Stored data entries
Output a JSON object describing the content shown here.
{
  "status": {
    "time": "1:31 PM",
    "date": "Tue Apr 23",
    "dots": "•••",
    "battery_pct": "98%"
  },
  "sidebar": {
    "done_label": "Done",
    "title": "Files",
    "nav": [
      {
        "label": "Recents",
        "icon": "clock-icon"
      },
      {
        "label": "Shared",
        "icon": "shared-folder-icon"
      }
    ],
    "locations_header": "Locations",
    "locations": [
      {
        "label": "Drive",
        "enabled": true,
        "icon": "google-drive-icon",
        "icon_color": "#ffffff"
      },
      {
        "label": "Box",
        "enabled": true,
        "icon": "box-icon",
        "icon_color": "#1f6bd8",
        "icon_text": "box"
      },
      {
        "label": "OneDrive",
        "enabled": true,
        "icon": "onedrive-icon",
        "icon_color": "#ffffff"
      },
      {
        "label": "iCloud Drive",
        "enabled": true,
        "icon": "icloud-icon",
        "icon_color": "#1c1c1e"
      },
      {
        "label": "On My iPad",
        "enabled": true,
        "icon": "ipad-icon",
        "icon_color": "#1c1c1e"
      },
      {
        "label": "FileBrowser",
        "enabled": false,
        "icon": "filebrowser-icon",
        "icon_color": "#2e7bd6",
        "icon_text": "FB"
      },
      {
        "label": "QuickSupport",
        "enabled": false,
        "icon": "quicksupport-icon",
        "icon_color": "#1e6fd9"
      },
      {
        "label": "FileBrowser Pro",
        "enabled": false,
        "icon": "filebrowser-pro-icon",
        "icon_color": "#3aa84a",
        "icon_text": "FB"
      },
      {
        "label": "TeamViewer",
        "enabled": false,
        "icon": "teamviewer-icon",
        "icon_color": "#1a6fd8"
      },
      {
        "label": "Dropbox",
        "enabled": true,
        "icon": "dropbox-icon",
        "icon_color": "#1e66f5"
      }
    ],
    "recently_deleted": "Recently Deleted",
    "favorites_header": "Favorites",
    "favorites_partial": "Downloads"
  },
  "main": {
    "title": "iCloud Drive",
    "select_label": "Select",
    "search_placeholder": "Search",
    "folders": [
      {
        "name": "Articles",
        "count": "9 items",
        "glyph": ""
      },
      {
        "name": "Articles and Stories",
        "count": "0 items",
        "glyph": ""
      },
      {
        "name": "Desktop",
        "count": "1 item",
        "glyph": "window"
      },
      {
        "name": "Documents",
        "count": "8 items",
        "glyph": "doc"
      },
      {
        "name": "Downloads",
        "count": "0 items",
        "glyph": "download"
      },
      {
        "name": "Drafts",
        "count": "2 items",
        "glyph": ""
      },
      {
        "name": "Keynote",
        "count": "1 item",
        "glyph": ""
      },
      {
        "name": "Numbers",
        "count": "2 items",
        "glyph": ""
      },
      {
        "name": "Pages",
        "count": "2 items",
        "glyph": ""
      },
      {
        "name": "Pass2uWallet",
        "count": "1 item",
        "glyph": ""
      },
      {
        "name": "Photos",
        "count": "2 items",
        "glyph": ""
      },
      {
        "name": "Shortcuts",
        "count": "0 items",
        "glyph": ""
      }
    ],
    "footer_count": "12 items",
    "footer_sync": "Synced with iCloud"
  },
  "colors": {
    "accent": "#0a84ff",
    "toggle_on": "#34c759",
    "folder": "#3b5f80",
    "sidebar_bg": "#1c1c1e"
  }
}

◆ **WHAT YOU SHOULD DO**:
In this exercise, repeat all entries exactly.

◆ **OUTPUT FOR THIS EXERCISE**:
Output a JSON object describing the content shown here.
{
  "status": {
    "time": "1:31 PM",
    "date": "Tue Apr 23",
    "dots": "•••",
    "battery_pct": "98%"
  },
  "sidebar": {
    "done_label": "Done",
    "title": "Files",
    "nav": [
      {
        "label": "Recents",
        "icon": "clock-icon"
      },
      {
        "label": "Shared",
        "icon": "shared-folder-icon"
      }
    ],
    "locations_header": "Locations",
    "locations": [
      {
        "label": "Drive",
        "enabled": true,
        "icon": "google-drive-icon",
        "icon_color": "#ffffff"
      },
      {
        "label": "Box",
        "enabled": true,
        "icon": "box-icon",
        "icon_color": "#1f6bd8",
        "icon_text": "box"
      },
      {
        "label": "OneDrive",
        "enabled": true,
        "icon": "onedrive-icon",
        "icon_color": "#ffffff"
      },
      {
        "label": "iCloud Drive",
        "enabled": true,
        "icon": "icloud-icon",
        "icon_color": "#1c1c1e"
      },
      {
        "label": "On My iPad",
        "enabled": true,
        "icon": "ipad-icon",
        "icon_color": "#1c1c1e"
      },
      {
        "label": "FileBrowser",
        "enabled": false,
        "icon": "filebrowser-icon",
        "icon_color": "#2e7bd6",
        "icon_text": "FB"
      },
      {
        "label": "QuickSupport",
        "enabled": false,
        "icon": "quicksupport-icon",
        "icon_color": "#1e6fd9"
      },
      {
        "label": "FileBrowser Pro",
        "enabled": false,
        "icon": "filebrowser-pro-icon",
        "icon_color": "#3aa84a",
        "icon_text": "FB"
      },
      {
        "label": "TeamViewer",
        "enabled": false,
        "icon": "teamviewer-icon",
        "icon_color": "#1a6fd8"
      },
      {
        "label": "Dropbox",
        "enabled": true,
        "icon": "dropbox-icon",
        "icon_color": "#1e66f5"
      }
    ],
    "recently_deleted": "Recently Deleted",
    "favorites_header": "Favorites",
    "favorites_partial": "Downloads"
  },
  "main": {
    "title": "iCloud Drive",
    "select_label": "Select",
    "search_placeholder": "Search",
    "folders": [
      {
        "name": "Articles",
        "count": "9 items",
        "glyph": ""
      },
      {
        "name": "Articles and Stories",
        "count": "0 items",
        "glyph": ""
      },
      {
        "name": "Desktop",
        "count": "1 item",
        "glyph": "window"
      },
      {
        "name": "Documents",
        "count": "8 items",
        "glyph": "doc"
      },
      {
        "name": "Downloads",
        "count": "0 items",
        "glyph": "download"
      },
      {
        "name": "Drafts",
        "count": "2 items",
        "glyph": ""
      },
      {
        "name": "Keynote",
        "count": "1 item",
        "glyph": ""
      },
      {
        "name": "Numbers",
        "count": "2 items",
        "glyph": ""
      },
      {
        "name": "Pages",
        "count": "2 items",
        "glyph": ""
      },
      {
        "name": "Pass2uWallet",
        "count": "1 item",
        "glyph": ""
      },
      {
        "name": "Photos",
        "count": "2 items",
        "glyph": ""
      },
      {
        "name": "Shortcuts",
        "count": "0 items",
        "glyph": ""
      }
    ],
    "footer_count": "12 items",
    "footer_sync": "Synced with iCloud"
  },
  "colors": {
    "accent": "#0a84ff",
    "toggle_on": "#34c759",
    "folder": "#3b5f80",
    "sidebar_bg": "#1c1c1e"
  }
}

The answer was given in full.